約2400年前の「ゴールデン・マン」が遺した“25文字”の謎 —— 半世紀、誰も読めなかった刻印に突破口

By eggry – https://www.flickr.com/photos/eggry/45844312504/, CC BY-SA 2.0, Link

 中央アジアの草原の地下から、全身を黄金でまとった若き戦士が現れた——。カザフスタンの国民的シンボルとなった「ゴールデン・マン」の話である。

 だが、この豪奢な副葬品のなかで研究者たちを最も長く悩ませてきたのは、金の装飾ではない。遺骸のかたわらに置かれた、なんの変哲もない小さな銀の椀だ。その表面には約25文字の謎めいた刻印が刻まれていた。半世紀以上ものあいだ、誰一人として確実に読み解けなかった古代の暗号である。

「黄金人」とともに眠っていた小さな銀の椀

 発見は1969年にさかのぼる。カザフスタン南東部、アルマトイの東約50キロに位置するイシク古墳(クルガン)で、考古学者たちは4000点を超える金の装飾品と、驚くほど保存状態のよい遺物を掘り当てた。

 墓の中心部はすでに古代のうちに盗掘されていたが、脇の副葬室は無傷のまま残されていた。眠っていたのは、16歳から18歳ほどと推定される若い戦士の遺骸だ。

 その装束は動物をかたどった精緻な文様の金の飾り板でびっしりと覆われ、ここから「ゴールデン・マン」「黄金の戦士」の呼び名が生まれた。紀元前4世紀、この地を駆けたサカ人(スキタイ系の遊牧民)のエリート層の墓とされている。

 副葬品には青銅の鏡や武器も含まれ、そのなかに問題の銀椀が被葬者の頭のそばに置かれていた。刻印は椀の外側に、ルーン文字のような記号として2行にわたって彫り込まれている。

イシク碑文(Wikimedia Commonsより、パブリックドメイン)

::::

設問:
1. 原文抜粋によると、被葬者が「ゴールデン・マン」と呼ばれるようになった理由は何か。1〜2文で説明せよ。
2. 原文抜粋の内容を3文で要約せよ。

::::

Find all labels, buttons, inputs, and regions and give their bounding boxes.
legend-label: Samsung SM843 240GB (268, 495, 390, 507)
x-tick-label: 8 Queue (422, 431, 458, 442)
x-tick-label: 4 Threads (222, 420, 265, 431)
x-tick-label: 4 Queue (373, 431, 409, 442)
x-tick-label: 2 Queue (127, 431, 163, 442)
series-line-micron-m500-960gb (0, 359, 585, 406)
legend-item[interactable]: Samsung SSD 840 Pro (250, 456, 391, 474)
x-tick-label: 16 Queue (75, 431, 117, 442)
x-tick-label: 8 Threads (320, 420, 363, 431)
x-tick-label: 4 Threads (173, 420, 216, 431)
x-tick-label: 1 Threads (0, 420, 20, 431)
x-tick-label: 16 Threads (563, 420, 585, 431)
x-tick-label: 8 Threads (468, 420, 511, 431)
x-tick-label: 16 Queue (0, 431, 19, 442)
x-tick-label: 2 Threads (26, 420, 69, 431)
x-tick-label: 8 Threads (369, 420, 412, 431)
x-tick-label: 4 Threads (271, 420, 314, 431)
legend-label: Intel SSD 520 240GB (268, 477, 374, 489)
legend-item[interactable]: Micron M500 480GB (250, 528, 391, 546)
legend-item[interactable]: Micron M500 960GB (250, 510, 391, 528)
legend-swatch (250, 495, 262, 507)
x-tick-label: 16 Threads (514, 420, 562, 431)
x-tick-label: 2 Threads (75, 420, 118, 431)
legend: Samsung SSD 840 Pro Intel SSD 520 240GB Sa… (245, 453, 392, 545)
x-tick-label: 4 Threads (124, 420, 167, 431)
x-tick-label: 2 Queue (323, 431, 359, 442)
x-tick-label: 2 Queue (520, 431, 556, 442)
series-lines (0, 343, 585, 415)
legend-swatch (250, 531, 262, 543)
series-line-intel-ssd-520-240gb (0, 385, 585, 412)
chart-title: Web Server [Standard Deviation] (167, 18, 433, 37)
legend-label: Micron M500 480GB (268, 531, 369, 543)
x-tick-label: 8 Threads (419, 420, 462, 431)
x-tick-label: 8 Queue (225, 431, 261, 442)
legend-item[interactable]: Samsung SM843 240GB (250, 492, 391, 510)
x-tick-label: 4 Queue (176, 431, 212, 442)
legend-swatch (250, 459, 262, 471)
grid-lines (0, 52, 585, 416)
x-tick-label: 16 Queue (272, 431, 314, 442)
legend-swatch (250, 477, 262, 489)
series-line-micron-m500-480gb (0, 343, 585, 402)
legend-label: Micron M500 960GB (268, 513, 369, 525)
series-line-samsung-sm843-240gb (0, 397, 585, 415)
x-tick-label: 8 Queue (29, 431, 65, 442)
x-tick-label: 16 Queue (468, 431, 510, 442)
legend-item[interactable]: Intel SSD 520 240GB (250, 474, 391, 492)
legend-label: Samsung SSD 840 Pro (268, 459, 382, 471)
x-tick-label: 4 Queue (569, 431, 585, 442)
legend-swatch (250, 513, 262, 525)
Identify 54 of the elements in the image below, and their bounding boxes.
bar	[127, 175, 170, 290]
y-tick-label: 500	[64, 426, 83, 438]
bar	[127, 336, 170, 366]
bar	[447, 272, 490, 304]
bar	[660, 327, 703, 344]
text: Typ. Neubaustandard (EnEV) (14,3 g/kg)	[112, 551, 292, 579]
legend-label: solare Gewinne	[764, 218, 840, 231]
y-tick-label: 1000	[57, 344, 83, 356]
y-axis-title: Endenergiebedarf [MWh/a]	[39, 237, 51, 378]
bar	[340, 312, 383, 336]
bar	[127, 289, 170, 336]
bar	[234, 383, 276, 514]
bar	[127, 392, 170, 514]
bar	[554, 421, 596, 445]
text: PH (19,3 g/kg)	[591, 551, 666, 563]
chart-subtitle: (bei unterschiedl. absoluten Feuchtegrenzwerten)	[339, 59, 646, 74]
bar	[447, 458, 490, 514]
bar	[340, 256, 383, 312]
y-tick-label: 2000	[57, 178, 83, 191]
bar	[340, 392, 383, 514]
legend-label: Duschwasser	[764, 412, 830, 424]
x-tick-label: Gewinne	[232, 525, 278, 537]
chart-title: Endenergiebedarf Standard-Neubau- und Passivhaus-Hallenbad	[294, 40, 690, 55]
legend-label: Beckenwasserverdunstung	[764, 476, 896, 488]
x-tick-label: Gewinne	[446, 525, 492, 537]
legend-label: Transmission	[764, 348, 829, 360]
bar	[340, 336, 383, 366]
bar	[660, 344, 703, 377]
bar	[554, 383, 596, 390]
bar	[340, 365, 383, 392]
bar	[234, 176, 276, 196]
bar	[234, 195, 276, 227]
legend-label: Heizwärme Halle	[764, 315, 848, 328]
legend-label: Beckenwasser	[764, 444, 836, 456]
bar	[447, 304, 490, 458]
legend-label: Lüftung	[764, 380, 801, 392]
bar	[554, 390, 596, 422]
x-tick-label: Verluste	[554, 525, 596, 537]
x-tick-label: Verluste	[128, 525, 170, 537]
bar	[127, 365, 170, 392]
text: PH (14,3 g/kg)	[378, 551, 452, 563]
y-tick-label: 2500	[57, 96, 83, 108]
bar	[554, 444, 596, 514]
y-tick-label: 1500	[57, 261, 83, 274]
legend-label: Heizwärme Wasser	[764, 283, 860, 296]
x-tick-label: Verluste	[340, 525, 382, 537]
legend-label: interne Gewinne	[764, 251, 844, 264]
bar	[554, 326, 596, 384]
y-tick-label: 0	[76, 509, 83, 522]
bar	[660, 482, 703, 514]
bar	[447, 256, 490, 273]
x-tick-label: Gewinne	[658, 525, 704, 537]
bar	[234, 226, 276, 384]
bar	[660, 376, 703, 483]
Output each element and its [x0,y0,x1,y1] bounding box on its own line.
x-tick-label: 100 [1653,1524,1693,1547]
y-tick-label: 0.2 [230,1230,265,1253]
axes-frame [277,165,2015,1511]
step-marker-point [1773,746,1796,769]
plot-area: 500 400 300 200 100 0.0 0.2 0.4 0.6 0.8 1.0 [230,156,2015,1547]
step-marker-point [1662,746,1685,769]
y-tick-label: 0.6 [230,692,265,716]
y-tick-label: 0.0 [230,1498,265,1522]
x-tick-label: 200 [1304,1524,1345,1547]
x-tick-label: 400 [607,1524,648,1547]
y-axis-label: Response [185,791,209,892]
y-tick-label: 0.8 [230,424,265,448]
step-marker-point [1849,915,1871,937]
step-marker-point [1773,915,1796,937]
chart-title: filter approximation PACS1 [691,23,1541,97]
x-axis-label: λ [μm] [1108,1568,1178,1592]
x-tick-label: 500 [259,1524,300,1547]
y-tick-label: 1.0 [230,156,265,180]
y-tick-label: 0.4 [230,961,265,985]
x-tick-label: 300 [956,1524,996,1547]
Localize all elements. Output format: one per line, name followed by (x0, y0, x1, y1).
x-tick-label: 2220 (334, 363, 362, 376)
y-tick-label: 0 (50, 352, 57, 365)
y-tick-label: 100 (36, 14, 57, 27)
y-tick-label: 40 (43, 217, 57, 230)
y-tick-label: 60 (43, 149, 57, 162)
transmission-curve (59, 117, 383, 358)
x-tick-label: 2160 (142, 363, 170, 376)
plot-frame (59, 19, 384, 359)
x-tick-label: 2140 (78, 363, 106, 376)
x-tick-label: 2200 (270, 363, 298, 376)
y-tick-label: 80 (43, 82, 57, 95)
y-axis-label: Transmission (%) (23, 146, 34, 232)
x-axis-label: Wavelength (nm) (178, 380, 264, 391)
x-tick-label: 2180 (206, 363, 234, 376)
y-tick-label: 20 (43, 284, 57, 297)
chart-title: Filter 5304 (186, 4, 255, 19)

::::

解答一覧:
1. 若い戦士の装束が、動物をかたどった精緻な文様の金の飾り板でびっしりと覆われていたためである。この装束から「ゴールデン・マン」「黄金の戦士」の呼び名が生まれた。

2. 1969年、カザフスタン南東部のイシク古墳で、4000点を超える金の装飾品とともに、金の飾り板に覆われた装束をまとう16〜18歳ほどの若い戦士の遺骸が発見された。この墓は紀元前4世紀のサカ人エリート層のものとされ、「ゴールデン・マン」はカザフスタンの国民的シンボルとなった。研究者を最も長く悩ませてきたのは被葬者の頭のそばに置かれた小さな銀の椀で、その外側に2行にわたって彫られた約25文字の刻印は、半世紀以上誰も確実に読み解けなかった。